--- BEGIN ---

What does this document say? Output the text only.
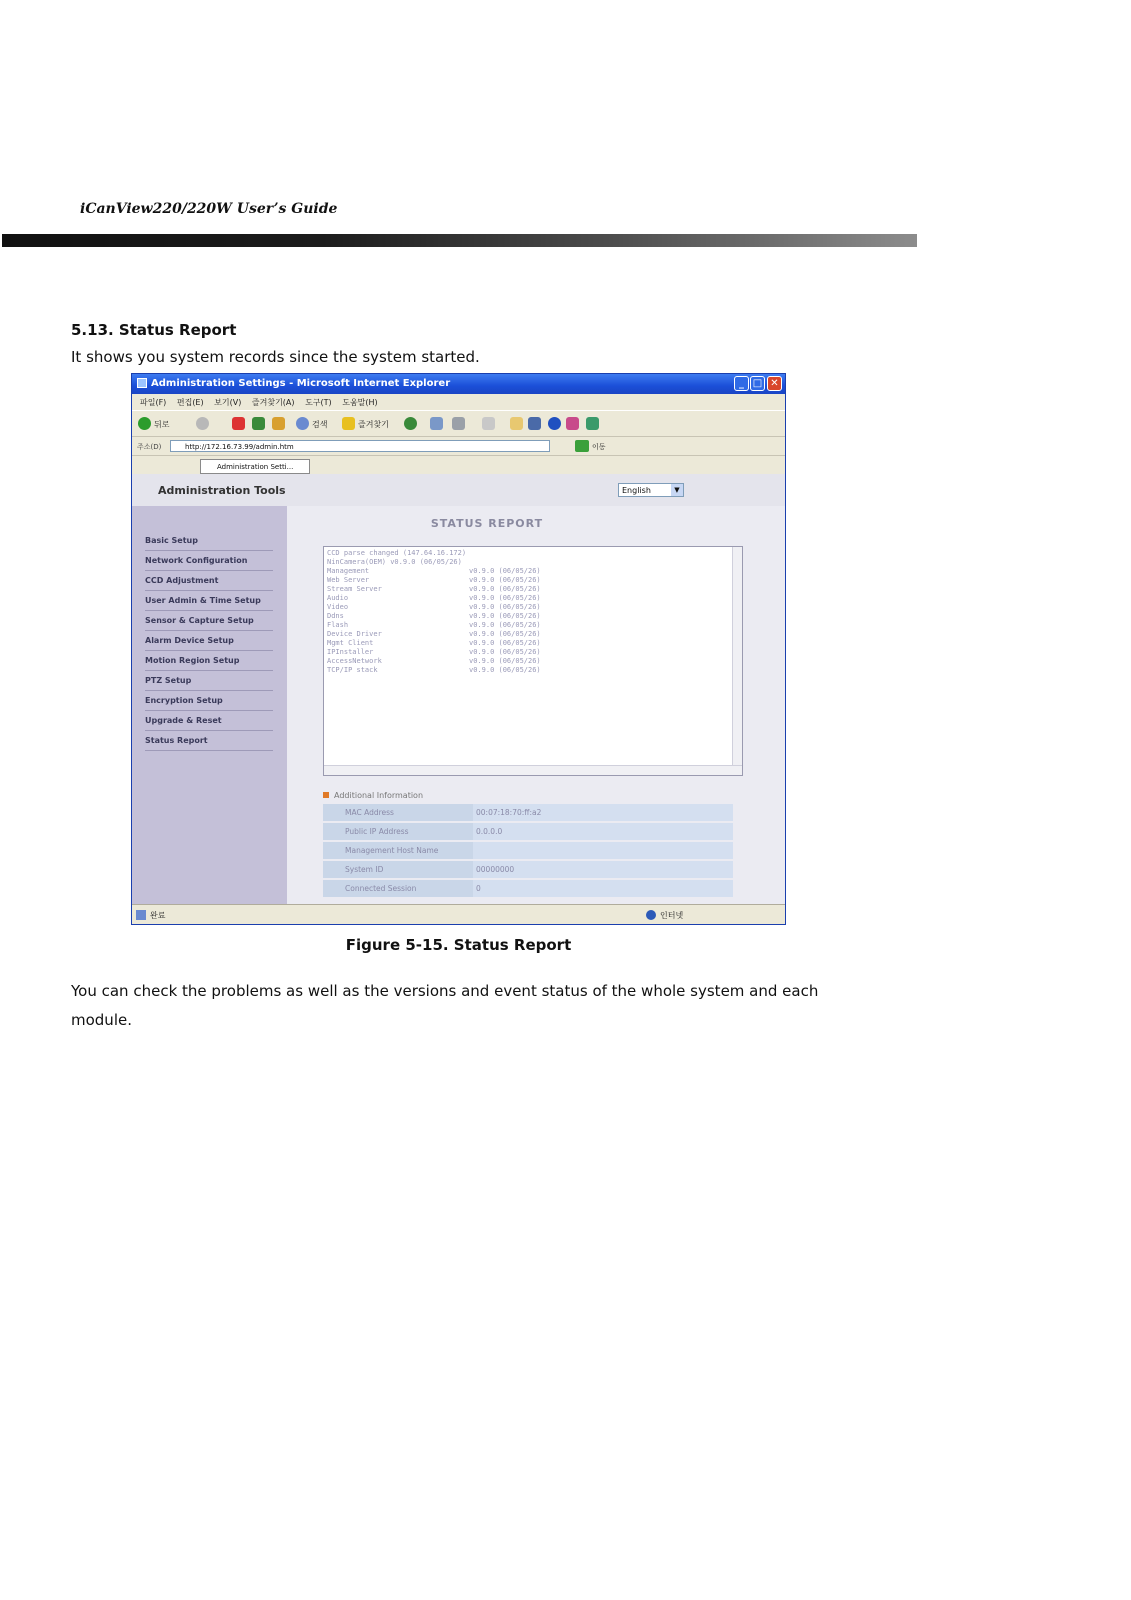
iCanView220/220W User’s Guide
5.13. Status Report
It shows you system records since the system started.
Administration Settings - Microsoft Internet Explorer	_ □ ✕
파일(F) 편집(E) 보기(V) 즐겨찾기(A) 도구(T) 도움말(H)
뒤로	검색	즐겨찾기
주소(D)	http://172.16.73.99/admin.htm	이동
Administration Setti...
Administration Tools	English	▼
Basic Setup
Network Configuration
CCD Adjustment
User Admin & Time Setup
Sensor & Capture Setup
Alarm Device Setup
Motion Region Setup
PTZ Setup
Encryption Setup
Upgrade & Reset
Status Report
STATUS REPORT
CCD parse changed (147.64.16.172)
NinCamera(OEM) v0.9.0 (06/05/26)
Management	v0.9.0 (06/05/26)
Web Server	v0.9.0 (06/05/26)
Stream Server	v0.9.0 (06/05/26)
Audio	v0.9.0 (06/05/26)
Video	v0.9.0 (06/05/26)
Ddns	v0.9.0 (06/05/26)
Flash	v0.9.0 (06/05/26)
Device Driver	v0.9.0 (06/05/26)
Mgmt Client	v0.9.0 (06/05/26)
IPInstaller	v0.9.0 (06/05/26)
AccessNetwork	v0.9.0 (06/05/26)
TCP/IP stack	v0.9.0 (06/05/26)
Additional Information
MAC Address	00:07:18:70:ff:a2
Public IP Address	0.0.0.0
Management Host Name	
System ID	00000000
Connected Session	0
완료	인터넷
Figure 5-15. Status Report
You can check the problems as well as the versions and event status of the whole system and each module.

--- END ---

WHAT YOU ARE ASKED TO DO ▸ Exclude the pictures, and transcribe all of the material exactly.

EXERCISE OUTPUT ▸
What does this document say? Output the text only.
iCanView220/220W User’s Guide
5.13. Status Report
It shows you system records since the system started.
Administration Settings - Microsoft Internet Explorer	_ □ ✕
파일(F) 편집(E) 보기(V) 즐겨찾기(A) 도구(T) 도움말(H)
뒤로	검색	즐겨찾기
주소(D)	http://172.16.73.99/admin.htm	이동
Administration Setti...
Administration Tools	English	▼
Basic Setup
Network Configuration
CCD Adjustment
User Admin & Time Setup
Sensor & Capture Setup
Alarm Device Setup
Motion Region Setup
PTZ Setup
Encryption Setup
Upgrade & Reset
Status Report
STATUS REPORT
CCD parse changed (147.64.16.172)
NinCamera(OEM) v0.9.0 (06/05/26)
Management	v0.9.0 (06/05/26)
Web Server	v0.9.0 (06/05/26)
Stream Server	v0.9.0 (06/05/26)
Audio	v0.9.0 (06/05/26)
Video	v0.9.0 (06/05/26)
Ddns	v0.9.0 (06/05/26)
Flash	v0.9.0 (06/05/26)
Device Driver	v0.9.0 (06/05/26)
Mgmt Client	v0.9.0 (06/05/26)
IPInstaller	v0.9.0 (06/05/26)
AccessNetwork	v0.9.0 (06/05/26)
TCP/IP stack	v0.9.0 (06/05/26)
Additional Information
MAC Address	00:07:18:70:ff:a2
Public IP Address	0.0.0.0
Management Host Name	
System ID	00000000
Connected Session	0
완료	인터넷
Figure 5-15. Status Report
You can check the problems as well as the versions and event status of the whole system and each module.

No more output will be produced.